• **What the exercise asks**:
Set down exactly the lines that run from the line with "Output the underlying" to the end of the data, and nothing else.

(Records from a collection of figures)

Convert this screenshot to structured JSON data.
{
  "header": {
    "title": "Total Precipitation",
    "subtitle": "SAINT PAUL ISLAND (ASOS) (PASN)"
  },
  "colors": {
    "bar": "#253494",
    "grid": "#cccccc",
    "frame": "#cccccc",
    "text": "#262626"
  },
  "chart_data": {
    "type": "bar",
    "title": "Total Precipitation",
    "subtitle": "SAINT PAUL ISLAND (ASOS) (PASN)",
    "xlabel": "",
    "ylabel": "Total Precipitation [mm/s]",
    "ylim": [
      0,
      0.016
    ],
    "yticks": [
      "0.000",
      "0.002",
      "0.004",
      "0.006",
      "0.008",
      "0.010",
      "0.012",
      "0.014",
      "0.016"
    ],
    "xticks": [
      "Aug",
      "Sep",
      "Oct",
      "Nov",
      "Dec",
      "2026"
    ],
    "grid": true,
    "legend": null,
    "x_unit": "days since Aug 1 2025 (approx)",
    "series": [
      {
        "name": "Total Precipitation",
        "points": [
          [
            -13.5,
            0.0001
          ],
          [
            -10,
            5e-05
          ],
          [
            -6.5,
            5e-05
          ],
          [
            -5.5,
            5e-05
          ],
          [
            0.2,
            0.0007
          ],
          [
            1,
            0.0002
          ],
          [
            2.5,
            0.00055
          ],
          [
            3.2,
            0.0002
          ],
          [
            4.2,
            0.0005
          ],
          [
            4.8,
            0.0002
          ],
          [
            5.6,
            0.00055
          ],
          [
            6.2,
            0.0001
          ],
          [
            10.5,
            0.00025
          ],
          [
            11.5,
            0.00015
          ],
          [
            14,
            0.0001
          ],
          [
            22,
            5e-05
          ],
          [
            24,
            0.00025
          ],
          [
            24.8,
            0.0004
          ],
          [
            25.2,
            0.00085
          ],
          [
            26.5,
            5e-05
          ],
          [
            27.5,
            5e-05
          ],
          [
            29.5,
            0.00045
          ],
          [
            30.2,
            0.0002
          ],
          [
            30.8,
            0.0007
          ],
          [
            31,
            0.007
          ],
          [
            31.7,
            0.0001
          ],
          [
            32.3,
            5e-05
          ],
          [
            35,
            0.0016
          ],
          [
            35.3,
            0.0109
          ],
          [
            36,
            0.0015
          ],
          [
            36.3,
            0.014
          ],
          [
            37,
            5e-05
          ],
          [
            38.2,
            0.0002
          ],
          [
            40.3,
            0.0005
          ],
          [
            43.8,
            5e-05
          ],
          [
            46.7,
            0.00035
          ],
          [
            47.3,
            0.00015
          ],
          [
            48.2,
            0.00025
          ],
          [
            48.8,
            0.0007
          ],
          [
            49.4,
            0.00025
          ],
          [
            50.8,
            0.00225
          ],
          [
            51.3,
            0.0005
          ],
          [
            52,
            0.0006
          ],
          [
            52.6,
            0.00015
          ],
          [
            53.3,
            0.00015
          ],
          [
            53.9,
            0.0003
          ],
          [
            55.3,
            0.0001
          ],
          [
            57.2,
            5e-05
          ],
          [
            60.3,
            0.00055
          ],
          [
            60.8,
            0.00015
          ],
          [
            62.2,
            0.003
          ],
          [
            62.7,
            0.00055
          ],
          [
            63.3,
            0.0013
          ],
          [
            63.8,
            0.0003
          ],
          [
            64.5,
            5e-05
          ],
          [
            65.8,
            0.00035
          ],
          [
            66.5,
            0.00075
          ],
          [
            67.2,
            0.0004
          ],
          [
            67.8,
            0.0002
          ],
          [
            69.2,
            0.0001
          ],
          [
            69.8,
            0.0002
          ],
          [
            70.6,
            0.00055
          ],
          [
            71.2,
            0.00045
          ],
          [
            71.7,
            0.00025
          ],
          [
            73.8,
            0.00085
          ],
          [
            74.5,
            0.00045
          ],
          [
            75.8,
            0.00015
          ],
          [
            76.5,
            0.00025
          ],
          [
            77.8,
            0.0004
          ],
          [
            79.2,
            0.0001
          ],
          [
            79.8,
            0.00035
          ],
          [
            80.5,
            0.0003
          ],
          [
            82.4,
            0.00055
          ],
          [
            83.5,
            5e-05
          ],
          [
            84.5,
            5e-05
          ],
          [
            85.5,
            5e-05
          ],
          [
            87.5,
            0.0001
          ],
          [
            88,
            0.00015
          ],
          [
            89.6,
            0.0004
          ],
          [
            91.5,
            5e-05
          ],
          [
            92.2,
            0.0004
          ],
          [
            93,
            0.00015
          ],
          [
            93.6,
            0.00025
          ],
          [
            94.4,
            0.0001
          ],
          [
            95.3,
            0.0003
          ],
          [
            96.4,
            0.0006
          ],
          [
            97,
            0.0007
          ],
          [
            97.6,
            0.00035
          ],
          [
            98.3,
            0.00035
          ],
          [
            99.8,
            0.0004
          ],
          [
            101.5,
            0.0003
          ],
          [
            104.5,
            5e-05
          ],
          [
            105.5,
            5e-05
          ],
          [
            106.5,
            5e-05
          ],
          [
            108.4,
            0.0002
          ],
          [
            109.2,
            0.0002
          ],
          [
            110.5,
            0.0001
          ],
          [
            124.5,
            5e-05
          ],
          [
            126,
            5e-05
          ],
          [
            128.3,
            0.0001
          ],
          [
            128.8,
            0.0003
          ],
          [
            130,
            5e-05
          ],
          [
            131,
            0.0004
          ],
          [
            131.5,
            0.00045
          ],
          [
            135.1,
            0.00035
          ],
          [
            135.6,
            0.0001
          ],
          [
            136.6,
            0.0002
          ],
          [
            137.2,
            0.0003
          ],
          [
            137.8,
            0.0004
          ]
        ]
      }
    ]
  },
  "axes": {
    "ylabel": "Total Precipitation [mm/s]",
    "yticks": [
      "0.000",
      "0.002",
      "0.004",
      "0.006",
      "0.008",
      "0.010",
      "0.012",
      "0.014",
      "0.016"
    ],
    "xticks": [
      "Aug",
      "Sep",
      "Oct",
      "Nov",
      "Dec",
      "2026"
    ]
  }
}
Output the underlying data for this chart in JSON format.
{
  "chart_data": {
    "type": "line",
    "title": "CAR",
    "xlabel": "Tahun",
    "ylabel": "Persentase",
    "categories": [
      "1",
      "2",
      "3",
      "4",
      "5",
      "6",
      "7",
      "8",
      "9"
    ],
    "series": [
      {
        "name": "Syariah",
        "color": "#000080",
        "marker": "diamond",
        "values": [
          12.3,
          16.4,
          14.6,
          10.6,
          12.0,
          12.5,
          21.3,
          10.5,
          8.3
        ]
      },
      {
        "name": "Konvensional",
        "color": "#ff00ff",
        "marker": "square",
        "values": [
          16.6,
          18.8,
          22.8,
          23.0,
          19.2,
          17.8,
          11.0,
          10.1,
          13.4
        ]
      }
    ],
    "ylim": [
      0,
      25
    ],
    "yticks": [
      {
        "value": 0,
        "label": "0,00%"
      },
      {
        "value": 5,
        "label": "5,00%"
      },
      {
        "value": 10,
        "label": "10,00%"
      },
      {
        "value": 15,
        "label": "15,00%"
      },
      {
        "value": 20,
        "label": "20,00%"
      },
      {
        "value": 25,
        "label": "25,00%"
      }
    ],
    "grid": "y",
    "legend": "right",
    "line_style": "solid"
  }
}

• **Reply**:
Output the underlying data for this chart in JSON format.
{
  "chart_data": {
    "type": "line",
    "title": "CAR",
    "xlabel": "Tahun",
    "ylabel": "Persentase",
    "categories": [
      "1",
      "2",
      "3",
      "4",
      "5",
      "6",
      "7",
      "8",
      "9"
    ],
    "series": [
      {
        "name": "Syariah",
        "color": "#000080",
        "marker": "diamond",
        "values": [
          12.3,
          16.4,
          14.6,
          10.6,
          12.0,
          12.5,
          21.3,
          10.5,
          8.3
        ]
      },
      {
        "name": "Konvensional",
        "color": "#ff00ff",
        "marker": "square",
        "values": [
          16.6,
          18.8,
          22.8,
          23.0,
          19.2,
          17.8,
          11.0,
          10.1,
          13.4
        ]
      }
    ],
    "ylim": [
      0,
      25
    ],
    "yticks": [
      {
        "value": 0,
        "label": "0,00%"
      },
      {
        "value": 5,
        "label": "5,00%"
      },
      {
        "value": 10,
        "label": "10,00%"
      },
      {
        "value": 15,
        "label": "15,00%"
      },
      {
        "value": 20,
        "label": "20,00%"
      },
      {
        "value": 25,
        "label": "25,00%"
      }
    ],
    "grid": "y",
    "legend": "right",
    "line_style": "solid"
  }
}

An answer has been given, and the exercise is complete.